_WHAT THE TASK ASKS_
Write out every record in full, exactly as written, please.

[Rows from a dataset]
◆ ◆ ◆ ◆

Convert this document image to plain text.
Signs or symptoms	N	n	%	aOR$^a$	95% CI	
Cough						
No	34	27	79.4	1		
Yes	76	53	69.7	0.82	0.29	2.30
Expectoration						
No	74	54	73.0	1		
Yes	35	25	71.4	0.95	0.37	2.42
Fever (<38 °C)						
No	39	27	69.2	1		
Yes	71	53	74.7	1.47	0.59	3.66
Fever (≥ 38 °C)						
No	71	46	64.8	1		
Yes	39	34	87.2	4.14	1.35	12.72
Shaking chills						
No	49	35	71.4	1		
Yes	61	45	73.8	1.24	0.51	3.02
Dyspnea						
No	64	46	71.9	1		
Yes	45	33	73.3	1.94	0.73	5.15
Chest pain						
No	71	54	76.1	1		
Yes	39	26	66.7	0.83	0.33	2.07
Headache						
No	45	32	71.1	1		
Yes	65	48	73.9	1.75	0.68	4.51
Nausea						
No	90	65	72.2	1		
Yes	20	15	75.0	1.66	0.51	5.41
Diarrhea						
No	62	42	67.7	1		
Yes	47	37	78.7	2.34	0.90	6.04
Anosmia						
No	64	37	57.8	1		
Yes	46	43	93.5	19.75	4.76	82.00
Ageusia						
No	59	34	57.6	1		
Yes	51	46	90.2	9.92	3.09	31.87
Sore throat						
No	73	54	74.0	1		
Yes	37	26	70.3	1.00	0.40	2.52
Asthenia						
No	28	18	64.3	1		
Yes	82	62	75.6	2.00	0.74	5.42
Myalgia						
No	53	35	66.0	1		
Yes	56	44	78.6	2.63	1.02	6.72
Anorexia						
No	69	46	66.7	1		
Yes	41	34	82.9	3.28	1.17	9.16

◆ ◆ ◆ ◆

_IN RESPONSE_
Convert this document image to plain text.
Signs or symptoms	N	n	%	aOR$^a$	95% CI	
Cough						
No	34	27	79.4	1		
Yes	76	53	69.7	0.82	0.29	2.30
Expectoration						
No	74	54	73.0	1		
Yes	35	25	71.4	0.95	0.37	2.42
Fever (<38 °C)						
No	39	27	69.2	1		
Yes	71	53	74.7	1.47	0.59	3.66
Fever (≥ 38 °C)						
No	71	46	64.8	1		
Yes	39	34	87.2	4.14	1.35	12.72
Shaking chills						
No	49	35	71.4	1		
Yes	61	45	73.8	1.24	0.51	3.02
Dyspnea						
No	64	46	71.9	1		
Yes	45	33	73.3	1.94	0.73	5.15
Chest pain						
No	71	54	76.1	1		
Yes	39	26	66.7	0.83	0.33	2.07
Headache						
No	45	32	71.1	1		
Yes	65	48	73.9	1.75	0.68	4.51
Nausea						
No	90	65	72.2	1		
Yes	20	15	75.0	1.66	0.51	5.41
Diarrhea						
No	62	42	67.7	1		
Yes	47	37	78.7	2.34	0.90	6.04
Anosmia						
No	64	37	57.8	1		
Yes	46	43	93.5	19.75	4.76	82.00
Ageusia						
No	59	34	57.6	1		
Yes	51	46	90.2	9.92	3.09	31.87
Sore throat						
No	73	54	74.0	1		
Yes	37	26	70.3	1.00	0.40	2.52
Asthenia						
No	28	18	64.3	1		
Yes	82	62	75.6	2.00	0.74	5.42
Myalgia						
No	53	35	66.0	1		
Yes	56	44	78.6	2.63	1.02	6.72
Anorexia						
No	69	46	66.7	1		
Yes	41	34	82.9	3.28	1.17	9.16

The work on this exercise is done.